* **Task description**
Retype the statement below on portfolio reshaping and the 2017 outlook word for word, from its first line to its last.

* start Extract to read *

Reshaping our portfolio: we are additionally announcing the following actions to reshape our portfolio and capital structure:

1. With the integration of Penguin Random House complete, and with greater industry-wide stability on digital terms, we intend to issue an exit notice regarding our 47% stake in Penguin Random House to our JV partner Bertelsmann in the contractual window, with a view to selling our stake or recapitalising the business and extracting a dividend.
2. We will use proceeds from this action to maintain a strong balance sheet; invest in our business; and return excess capital to shareholders whilst retaining an investment grade credit rating.
3. We will propose a final dividend of 34p for an overall 2016 dividend of 52p in line with 2015 and our guidance. For 2017 we intend to rebase our dividend to reflect portfolio changes, increased investment, and our 2017 earnings guidance.
4. We will continue to reduce our exposure to large scale direct delivery services and focus on more scalable online, virtual, and blended services, across our portfolio.

Outlook: The challenges we have faced during 2016 mean we begin 2017 with a base level of underlying profitability that is around £180m lower than we had expected in early 2016. Our preliminary guidance range is for operating profit in 2017 of £570m to £630m, driving adjusted earnings per share of 48.5p to 55.5p. This is based on our existing portfolio, a 2017 net interest charge of £74m, a tax rate of 20% and exchange rates on 31 December 2016.

* end Extract to read *
* start Given entries *

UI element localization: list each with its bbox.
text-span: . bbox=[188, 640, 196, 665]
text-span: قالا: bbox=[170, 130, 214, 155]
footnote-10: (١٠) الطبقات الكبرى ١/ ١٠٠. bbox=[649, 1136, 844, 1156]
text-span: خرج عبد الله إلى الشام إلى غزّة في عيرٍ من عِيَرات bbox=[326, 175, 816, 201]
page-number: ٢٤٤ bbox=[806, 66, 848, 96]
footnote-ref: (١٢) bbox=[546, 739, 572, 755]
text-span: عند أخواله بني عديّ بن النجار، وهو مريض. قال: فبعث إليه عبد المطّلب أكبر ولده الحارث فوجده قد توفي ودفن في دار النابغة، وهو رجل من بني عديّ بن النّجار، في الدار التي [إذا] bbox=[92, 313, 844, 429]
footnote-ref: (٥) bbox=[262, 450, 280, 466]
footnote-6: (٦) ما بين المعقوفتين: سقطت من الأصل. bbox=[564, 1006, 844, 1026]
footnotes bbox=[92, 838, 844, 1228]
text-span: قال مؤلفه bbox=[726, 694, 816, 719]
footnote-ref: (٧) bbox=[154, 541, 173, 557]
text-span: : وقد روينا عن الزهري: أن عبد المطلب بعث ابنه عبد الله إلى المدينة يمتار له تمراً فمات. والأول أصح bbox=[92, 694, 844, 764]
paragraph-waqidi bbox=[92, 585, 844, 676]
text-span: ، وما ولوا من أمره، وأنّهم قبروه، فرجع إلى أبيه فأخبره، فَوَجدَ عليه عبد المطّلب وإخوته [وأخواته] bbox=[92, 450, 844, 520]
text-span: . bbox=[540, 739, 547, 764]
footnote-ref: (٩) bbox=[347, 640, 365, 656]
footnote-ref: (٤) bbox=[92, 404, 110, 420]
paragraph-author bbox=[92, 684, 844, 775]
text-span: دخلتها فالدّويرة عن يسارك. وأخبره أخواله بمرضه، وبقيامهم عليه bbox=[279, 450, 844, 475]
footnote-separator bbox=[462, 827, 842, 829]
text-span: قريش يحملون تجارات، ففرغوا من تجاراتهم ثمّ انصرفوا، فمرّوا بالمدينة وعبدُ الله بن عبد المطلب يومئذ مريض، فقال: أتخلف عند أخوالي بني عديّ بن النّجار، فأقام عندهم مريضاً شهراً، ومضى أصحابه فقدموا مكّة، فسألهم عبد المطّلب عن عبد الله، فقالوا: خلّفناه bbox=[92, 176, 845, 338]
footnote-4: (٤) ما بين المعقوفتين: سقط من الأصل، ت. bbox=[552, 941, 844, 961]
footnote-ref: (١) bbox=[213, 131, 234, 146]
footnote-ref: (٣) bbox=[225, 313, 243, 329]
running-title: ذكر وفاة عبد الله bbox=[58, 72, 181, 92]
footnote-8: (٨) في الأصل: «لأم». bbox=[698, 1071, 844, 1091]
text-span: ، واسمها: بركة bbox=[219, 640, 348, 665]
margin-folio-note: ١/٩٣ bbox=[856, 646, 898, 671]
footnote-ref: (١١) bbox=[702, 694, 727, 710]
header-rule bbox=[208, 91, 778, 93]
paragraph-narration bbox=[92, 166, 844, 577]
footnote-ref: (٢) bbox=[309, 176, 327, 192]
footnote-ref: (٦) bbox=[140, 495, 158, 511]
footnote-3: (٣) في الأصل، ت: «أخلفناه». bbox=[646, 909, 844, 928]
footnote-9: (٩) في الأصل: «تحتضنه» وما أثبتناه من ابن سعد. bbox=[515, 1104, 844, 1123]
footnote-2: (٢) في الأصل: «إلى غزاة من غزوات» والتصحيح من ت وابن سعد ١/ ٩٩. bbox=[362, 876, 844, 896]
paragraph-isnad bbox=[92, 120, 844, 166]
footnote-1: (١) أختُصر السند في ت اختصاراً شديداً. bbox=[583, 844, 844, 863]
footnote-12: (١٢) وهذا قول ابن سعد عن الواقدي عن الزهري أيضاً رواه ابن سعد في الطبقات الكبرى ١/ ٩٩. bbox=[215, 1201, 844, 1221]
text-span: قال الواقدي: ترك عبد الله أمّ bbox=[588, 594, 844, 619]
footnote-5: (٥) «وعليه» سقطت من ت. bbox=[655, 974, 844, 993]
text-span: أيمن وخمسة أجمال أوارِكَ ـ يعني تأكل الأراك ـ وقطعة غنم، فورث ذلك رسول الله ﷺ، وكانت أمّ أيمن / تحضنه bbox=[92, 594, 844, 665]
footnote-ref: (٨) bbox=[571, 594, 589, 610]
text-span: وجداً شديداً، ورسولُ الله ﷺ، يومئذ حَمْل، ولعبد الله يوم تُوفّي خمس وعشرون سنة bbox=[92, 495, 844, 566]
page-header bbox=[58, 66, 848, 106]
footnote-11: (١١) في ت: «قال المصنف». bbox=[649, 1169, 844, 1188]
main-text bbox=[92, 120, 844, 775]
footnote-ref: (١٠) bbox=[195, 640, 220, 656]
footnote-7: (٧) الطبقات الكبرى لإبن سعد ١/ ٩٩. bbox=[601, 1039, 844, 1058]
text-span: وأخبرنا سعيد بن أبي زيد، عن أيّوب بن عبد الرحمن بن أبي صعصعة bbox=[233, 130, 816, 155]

* end Given entries *

* **Finished exercise**
Reshaping our portfolio: we are additionally announcing the following actions to reshape our portfolio and capital structure:

1. With the integration of Penguin Random House complete, and with greater industry-wide stability on digital terms, we intend to issue an exit notice regarding our 47% stake in Penguin Random House to our JV partner Bertelsmann in the contractual window, with a view to selling our stake or recapitalising the business and extracting a dividend.
2. We will use proceeds from this action to maintain a strong balance sheet; invest in our business; and return excess capital to shareholders whilst retaining an investment grade credit rating.
3. We will propose a final dividend of 34p for an overall 2016 dividend of 52p in line with 2015 and our guidance. For 2017 we intend to rebase our dividend to reflect portfolio changes, increased investment, and our 2017 earnings guidance.
4. We will continue to reduce our exposure to large scale direct delivery services and focus on more scalable online, virtual, and blended services, across our portfolio.

Outlook: The challenges we have faced during 2016 mean we begin 2017 with a base level of underlying profitability that is around £180m lower than we had expected in early 2016. Our preliminary guidance range is for operating profit in 2017 of £570m to £630m, driving adjusted earnings per share of 48.5p to 55.5p. This is based on our existing portfolio, a 2017 net interest charge of £74m, a tax rate of 20% and exchange rates on 31 December 2016.